**Written problem:**
Filter these entries, keeping only lines that hold the word "name".

**Input:**
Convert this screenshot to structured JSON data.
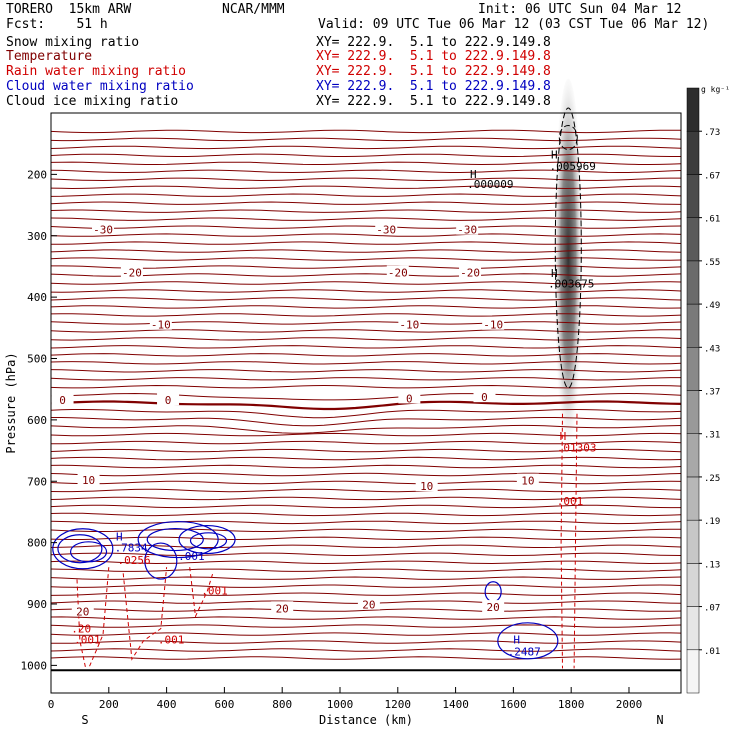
{
  "header": {
    "model": "TORERO  15km ARW",
    "forecast": "Fcst:    51 h",
    "org": "NCAR/MMM",
    "init": "Init: 06 UTC Sun 04 Mar 12",
    "valid": "Valid: 09 UTC Tue 06 Mar 12 (03 CST Tue 06 Mar 12)"
  },
  "fields": [
    {
      "name": "Snow mixing ratio",
      "xy": "XY= 222.9.  5.1 to 222.9.149.8",
      "color": "#000000"
    },
    {
      "name": "Temperature",
      "xy": "XY= 222.9.  5.1 to 222.9.149.8",
      "color": "#800000"
    },
    {
      "name": "Rain water mixing ratio",
      "xy": "XY= 222.9.  5.1 to 222.9.149.8",
      "color": "#d00000"
    },
    {
      "name": "Cloud water mixing ratio",
      "xy": "XY= 222.9.  5.1 to 222.9.149.8",
      "color": "#0000c0"
    },
    {
      "name": "Cloud ice mixing ratio",
      "xy": "XY= 222.9.  5.1 to 222.9.149.8",
      "color": "#000000"
    }
  ],
  "chart_data": {
    "type": "cross-section",
    "xlabel": "Distance (km)",
    "ylabel": "Pressure (hPa)",
    "x_ticks": [
      0,
      200,
      400,
      600,
      800,
      1000,
      1200,
      1400,
      1600,
      1800,
      2000
    ],
    "y_ticks": [
      200,
      300,
      400,
      500,
      600,
      700,
      800,
      900,
      1000
    ],
    "xlim": [
      0,
      2180
    ],
    "ylim": [
      1045,
      100
    ],
    "left_end_label": "S",
    "right_end_label": "N",
    "colorbar": {
      "unit": "g kg⁻¹",
      "levels": [
        ".01",
        ".07",
        ".13",
        ".19",
        ".25",
        ".31",
        ".37",
        ".43",
        ".49",
        ".55",
        ".61",
        ".67",
        ".73"
      ]
    },
    "temperature_labels": [
      {
        "text": "-30",
        "x": 180,
        "p": 290
      },
      {
        "text": "-30",
        "x": 1160,
        "p": 290
      },
      {
        "text": "-30",
        "x": 1440,
        "p": 290
      },
      {
        "text": "-20",
        "x": 280,
        "p": 360
      },
      {
        "text": "-20",
        "x": 1200,
        "p": 360
      },
      {
        "text": "-20",
        "x": 1450,
        "p": 360
      },
      {
        "text": "-10",
        "x": 380,
        "p": 445
      },
      {
        "text": "-10",
        "x": 1240,
        "p": 445
      },
      {
        "text": "-10",
        "x": 1530,
        "p": 445
      },
      {
        "text": "0",
        "x": 40,
        "p": 568
      },
      {
        "text": "0",
        "x": 405,
        "p": 568
      },
      {
        "text": "0",
        "x": 1240,
        "p": 565
      },
      {
        "text": "0",
        "x": 1500,
        "p": 563
      },
      {
        "text": "10",
        "x": 130,
        "p": 698
      },
      {
        "text": "10",
        "x": 1300,
        "p": 708
      },
      {
        "text": "10",
        "x": 1650,
        "p": 699
      },
      {
        "text": "20",
        "x": 110,
        "p": 912
      },
      {
        "text": "20",
        "x": 800,
        "p": 907
      },
      {
        "text": "20",
        "x": 1100,
        "p": 901
      },
      {
        "text": "20",
        "x": 1530,
        "p": 905
      }
    ],
    "maxima_labels": [
      {
        "text": "H",
        "x": 1730,
        "p": 168,
        "color": "#000000"
      },
      {
        "text": ".005969",
        "x": 1725,
        "p": 186,
        "color": "#000000"
      },
      {
        "text": "H",
        "x": 1450,
        "p": 199,
        "color": "#000000"
      },
      {
        "text": ".000009",
        "x": 1440,
        "p": 216,
        "color": "#000000"
      },
      {
        "text": "H",
        "x": 1730,
        "p": 361,
        "color": "#000000"
      },
      {
        "text": ".003675",
        "x": 1720,
        "p": 378,
        "color": "#000000"
      },
      {
        "text": "H",
        "x": 1760,
        "p": 626,
        "color": "#d00000"
      },
      {
        "text": ".01303",
        "x": 1750,
        "p": 645,
        "color": "#d00000"
      },
      {
        "text": ".001",
        "x": 1750,
        "p": 732,
        "color": "#d00000"
      },
      {
        "text": "H",
        "x": 225,
        "p": 790,
        "color": "#0000c0"
      },
      {
        "text": ".7834",
        "x": 220,
        "p": 808,
        "color": "#0000c0"
      },
      {
        "text": ".0256",
        "x": 230,
        "p": 828,
        "color": "#d00000"
      },
      {
        "text": ".001",
        "x": 440,
        "p": 822,
        "color": "#0000c0"
      },
      {
        "text": ".001",
        "x": 520,
        "p": 878,
        "color": "#d00000"
      },
      {
        "text": ".001",
        "x": 370,
        "p": 958,
        "color": "#d00000"
      },
      {
        "text": ".20",
        "x": 70,
        "p": 940,
        "color": "#d00000"
      },
      {
        "text": ".001",
        "x": 80,
        "p": 958,
        "color": "#d00000"
      },
      {
        "text": "H",
        "x": 1600,
        "p": 958,
        "color": "#0000c0"
      },
      {
        "text": ".2487",
        "x": 1580,
        "p": 977,
        "color": "#0000c0"
      }
    ]
  }
}
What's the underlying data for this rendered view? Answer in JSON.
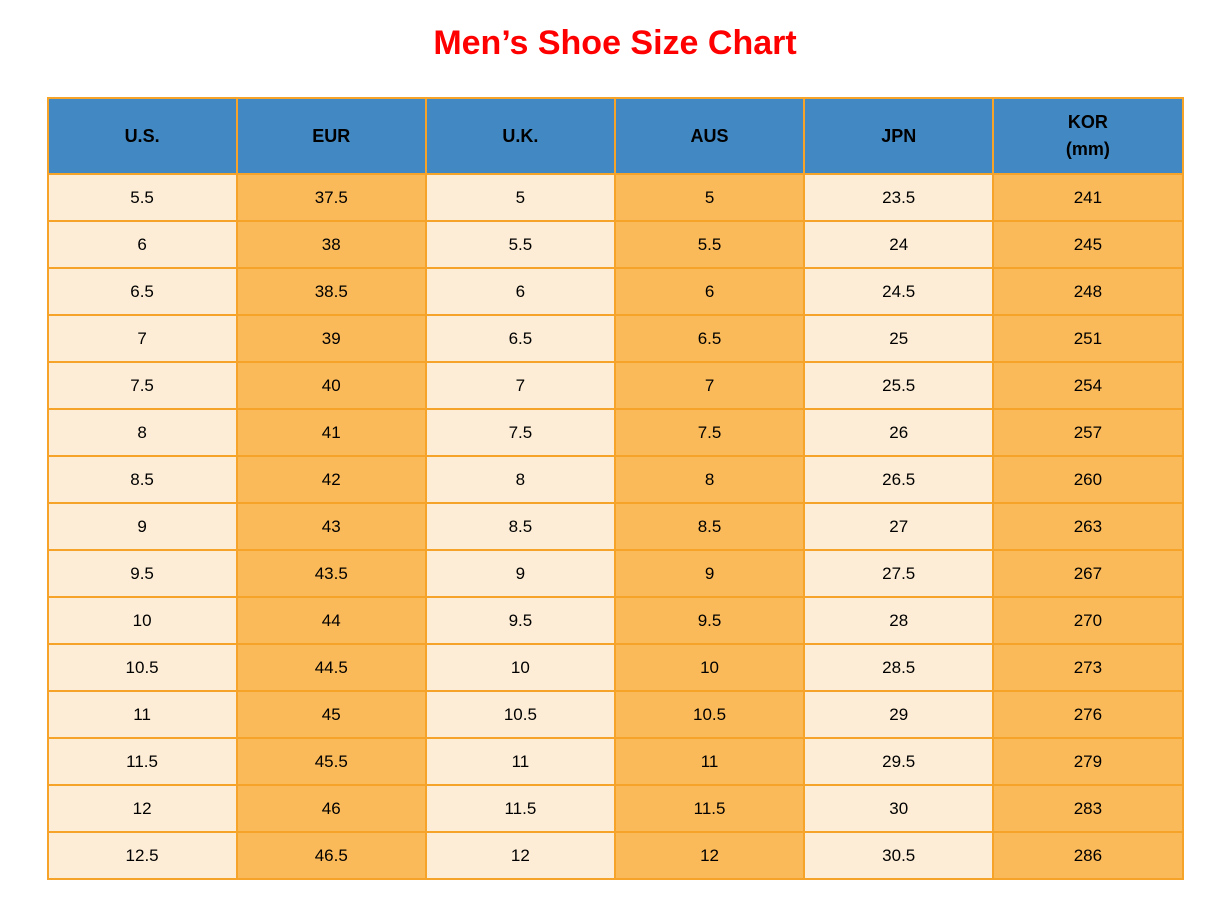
{
  "title": "Men’s Shoe Size Chart",
  "chart_data": {
    "type": "table",
    "title": "Men’s Shoe Size Chart",
    "columns": [
      "U.S.",
      "EUR",
      "U.K.",
      "AUS",
      "JPN",
      "KOR (mm)"
    ],
    "header_lines": [
      [
        "U.S."
      ],
      [
        "EUR"
      ],
      [
        "U.K."
      ],
      [
        "AUS"
      ],
      [
        "JPN"
      ],
      [
        "KOR",
        "(mm)"
      ]
    ],
    "rows": [
      [
        "5.5",
        "37.5",
        "5",
        "5",
        "23.5",
        "241"
      ],
      [
        "6",
        "38",
        "5.5",
        "5.5",
        "24",
        "245"
      ],
      [
        "6.5",
        "38.5",
        "6",
        "6",
        "24.5",
        "248"
      ],
      [
        "7",
        "39",
        "6.5",
        "6.5",
        "25",
        "251"
      ],
      [
        "7.5",
        "40",
        "7",
        "7",
        "25.5",
        "254"
      ],
      [
        "8",
        "41",
        "7.5",
        "7.5",
        "26",
        "257"
      ],
      [
        "8.5",
        "42",
        "8",
        "8",
        "26.5",
        "260"
      ],
      [
        "9",
        "43",
        "8.5",
        "8.5",
        "27",
        "263"
      ],
      [
        "9.5",
        "43.5",
        "9",
        "9",
        "27.5",
        "267"
      ],
      [
        "10",
        "44",
        "9.5",
        "9.5",
        "28",
        "270"
      ],
      [
        "10.5",
        "44.5",
        "10",
        "10",
        "28.5",
        "273"
      ],
      [
        "11",
        "45",
        "10.5",
        "10.5",
        "29",
        "276"
      ],
      [
        "11.5",
        "45.5",
        "11",
        "11",
        "29.5",
        "279"
      ],
      [
        "12",
        "46",
        "11.5",
        "11.5",
        "30",
        "283"
      ],
      [
        "12.5",
        "46.5",
        "12",
        "12",
        "30.5",
        "286"
      ]
    ],
    "column_fill_pattern": [
      "cream",
      "orange",
      "cream",
      "orange",
      "cream",
      "orange"
    ],
    "legend_position": "none",
    "grid": true
  },
  "colors": {
    "title_red": "#FF0000",
    "header_blue": "#4289C4",
    "cell_orange": "#FBBA59",
    "cell_cream": "#FDEDD6",
    "border_orange": "#F5A329",
    "text_black": "#000000"
  }
}
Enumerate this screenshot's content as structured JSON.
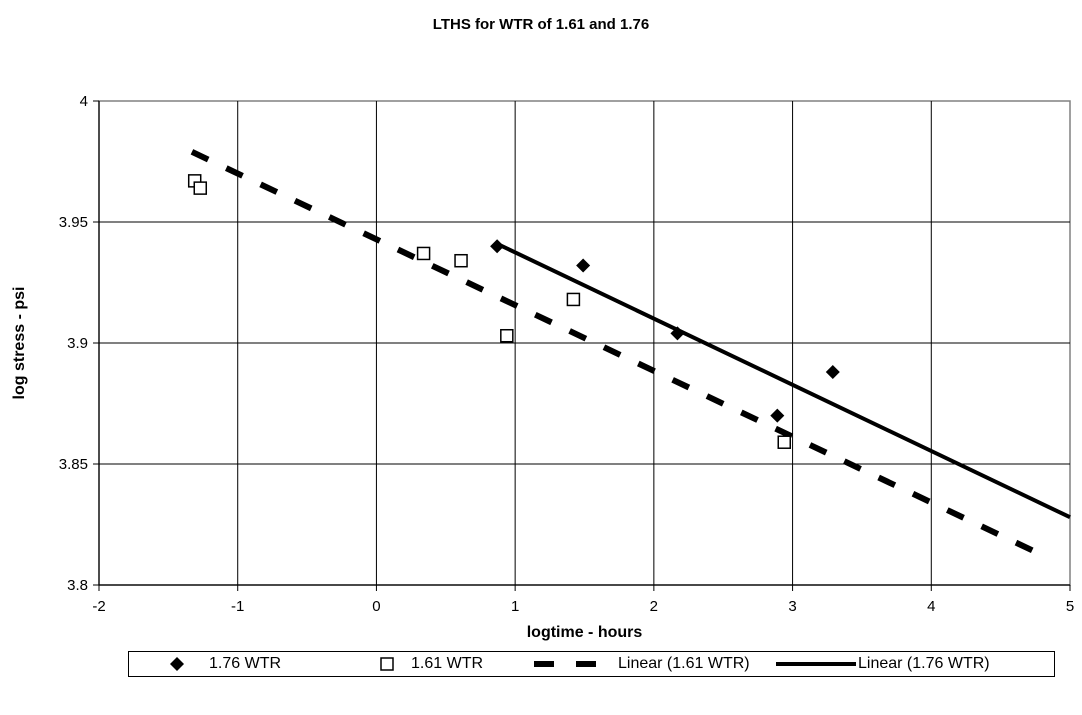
{
  "chart_data": {
    "type": "scatter",
    "title": "LTHS for WTR of 1.61 and 1.76",
    "xlabel": "logtime - hours",
    "ylabel": "log stress - psi",
    "xlim": [
      -2,
      5
    ],
    "ylim": [
      3.8,
      4
    ],
    "x_ticks": [
      -2,
      -1,
      0,
      1,
      2,
      3,
      4,
      5
    ],
    "y_ticks": [
      3.8,
      3.85,
      3.9,
      3.95,
      4
    ],
    "x_tick_labels": [
      "-2",
      "-1",
      "0",
      "1",
      "2",
      "3",
      "4",
      "5"
    ],
    "y_tick_labels": [
      "3.8",
      "3.85",
      "3.9",
      "3.95",
      "4"
    ],
    "grid": true,
    "legend_position": "bottom",
    "series": [
      {
        "name": "1.76 WTR",
        "kind": "points",
        "marker": "diamond",
        "color": "#000000",
        "x": [
          0.87,
          1.49,
          2.17,
          2.89,
          3.29
        ],
        "y": [
          3.94,
          3.932,
          3.904,
          3.87,
          3.888
        ]
      },
      {
        "name": "1.61 WTR",
        "kind": "points",
        "marker": "square-open",
        "color": "#000000",
        "x": [
          -1.31,
          -1.27,
          0.34,
          0.61,
          0.94,
          1.42,
          2.94
        ],
        "y": [
          3.967,
          3.964,
          3.937,
          3.934,
          3.903,
          3.918,
          3.859
        ]
      },
      {
        "name": "Linear (1.61 WTR)",
        "kind": "line",
        "style": "dashed",
        "color": "#000000",
        "x": [
          -1.33,
          4.85
        ],
        "y": [
          3.979,
          3.811
        ]
      },
      {
        "name": "Linear (1.76 WTR)",
        "kind": "line",
        "style": "solid",
        "color": "#000000",
        "x": [
          0.87,
          5.0
        ],
        "y": [
          3.941,
          3.828
        ]
      }
    ]
  }
}
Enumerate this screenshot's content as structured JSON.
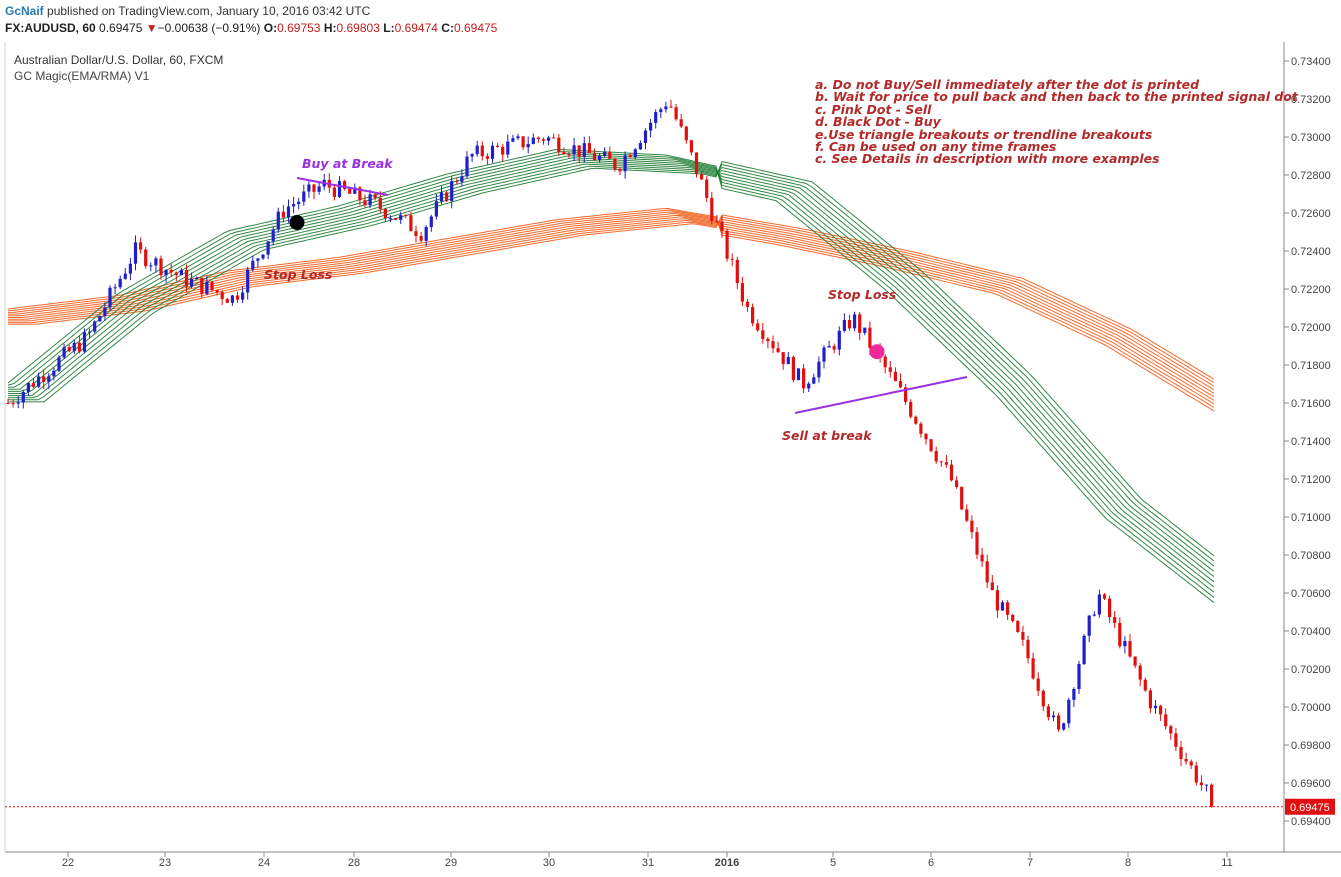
{
  "header": {
    "author": "GcNaif",
    "published_text": "published on TradingView.com, January 10, 2016 03:42 UTC",
    "symbol": "FX:AUDUSD, 60",
    "last_price": "0.69475",
    "change_arrow": "▼",
    "change": "−0.00638 (−0.91%)",
    "open_label": "O:",
    "open": "0.69753",
    "high_label": "H:",
    "high": "0.69803",
    "low_label": "L:",
    "low": "0.69474",
    "close_label": "C:",
    "close": "0.69475"
  },
  "legend": {
    "title": "Australian Dollar/U.S. Dollar, 60, FXCM",
    "indicator": "GC Magic(EMA/RMA) V1"
  },
  "notes": [
    "a. Do not Buy/Sell immediately after the dot is printed",
    "b. Wait for price to pull back and then back to the printed signal dot",
    "c. Pink Dot - Sell",
    "d. Black Dot - Buy",
    "e.Use triangle breakouts or trendline breakouts",
    "f. Can be used on any time frames",
    "c. See Details in description with more examples"
  ],
  "annotations": {
    "buy_label": "Buy at Break",
    "stop_loss_1": "Stop Loss",
    "stop_loss_2": "Stop Loss",
    "sell_label": "Sell at break"
  },
  "colors": {
    "up_candle": "#2020c8",
    "down_candle": "#e01010",
    "green_ribbon": "#1a7a2e",
    "orange_ribbon": "#f05a14",
    "trendline": "#9b30e0",
    "buy_dot": "#000000",
    "sell_dot": "#f0289a",
    "note_text": "#b32a2a"
  },
  "chart_data": {
    "type": "candlestick",
    "title": "Australian Dollar/U.S. Dollar, 60, FXCM",
    "x_ticks": [
      "22",
      "23",
      "24",
      "28",
      "29",
      "30",
      "31",
      "2016",
      "5",
      "6",
      "7",
      "8",
      "11"
    ],
    "y_ticks": [
      "0.73400",
      "0.73200",
      "0.73000",
      "0.72800",
      "0.72600",
      "0.72400",
      "0.72200",
      "0.72000",
      "0.71800",
      "0.71600",
      "0.71400",
      "0.71200",
      "0.71000",
      "0.70800",
      "0.70600",
      "0.70400",
      "0.70200",
      "0.70000",
      "0.69800",
      "0.69600",
      "0.69400"
    ],
    "ylim": [
      0.6935,
      0.735
    ],
    "last_price_label": "0.69475",
    "last_price": 0.69475,
    "price_path": [
      {
        "x": "22",
        "price": 0.716
      },
      {
        "x": "22",
        "price": 0.7195
      },
      {
        "x": "23",
        "price": 0.724
      },
      {
        "x": "23",
        "price": 0.7225
      },
      {
        "x": "24",
        "price": 0.7215
      },
      {
        "x": "24",
        "price": 0.7262
      },
      {
        "x": "28",
        "price": 0.7275
      },
      {
        "x": "28",
        "price": 0.7265
      },
      {
        "x": "29",
        "price": 0.725
      },
      {
        "x": "29",
        "price": 0.729
      },
      {
        "x": "30",
        "price": 0.73
      },
      {
        "x": "31",
        "price": 0.7285
      },
      {
        "x": "31",
        "price": 0.732
      },
      {
        "x": "2016",
        "price": 0.7282
      },
      {
        "x": "2016",
        "price": 0.721
      },
      {
        "x": "5",
        "price": 0.717
      },
      {
        "x": "5",
        "price": 0.7205
      },
      {
        "x": "6",
        "price": 0.7165
      },
      {
        "x": "6",
        "price": 0.712
      },
      {
        "x": "7",
        "price": 0.706
      },
      {
        "x": "7",
        "price": 0.703
      },
      {
        "x": "7",
        "price": 0.6985
      },
      {
        "x": "8",
        "price": 0.706
      },
      {
        "x": "8",
        "price": 0.7005
      },
      {
        "x": "11",
        "price": 0.69475
      }
    ],
    "series": [
      {
        "name": "green ribbon (fast EMAs)",
        "values": [
          0.7165,
          0.7212,
          0.7245,
          0.7258,
          0.7275,
          0.7288,
          0.7285,
          0.7272,
          0.7225,
          0.717,
          0.7105,
          0.706
        ]
      },
      {
        "name": "orange ribbon (slow RMAs)",
        "values": [
          0.7205,
          0.7212,
          0.7225,
          0.7232,
          0.7242,
          0.7252,
          0.7258,
          0.7248,
          0.7236,
          0.7222,
          0.7195,
          0.716
        ]
      }
    ],
    "signals": [
      {
        "type": "buy",
        "x": "24",
        "price": 0.7255
      },
      {
        "type": "sell",
        "x": "5",
        "price": 0.7187
      }
    ],
    "grid": false
  }
}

**Complete response:**
      "name": "Snow mixing ratio",
      "name": "Temperature",
      "name": "Rain water mixing ratio",
      "name": "Cloud water mixing ratio",
      "name": "Cloud ice mixing ratio",
        "name": "1.76 WTR",
        "name": "1.61 WTR",
        "name": "Linear (1.61 WTR)",
        "name": "Linear (1.76 WTR)",
        "name": "green ribbon (fast EMAs)",
        "name": "orange ribbon (slow RMAs)",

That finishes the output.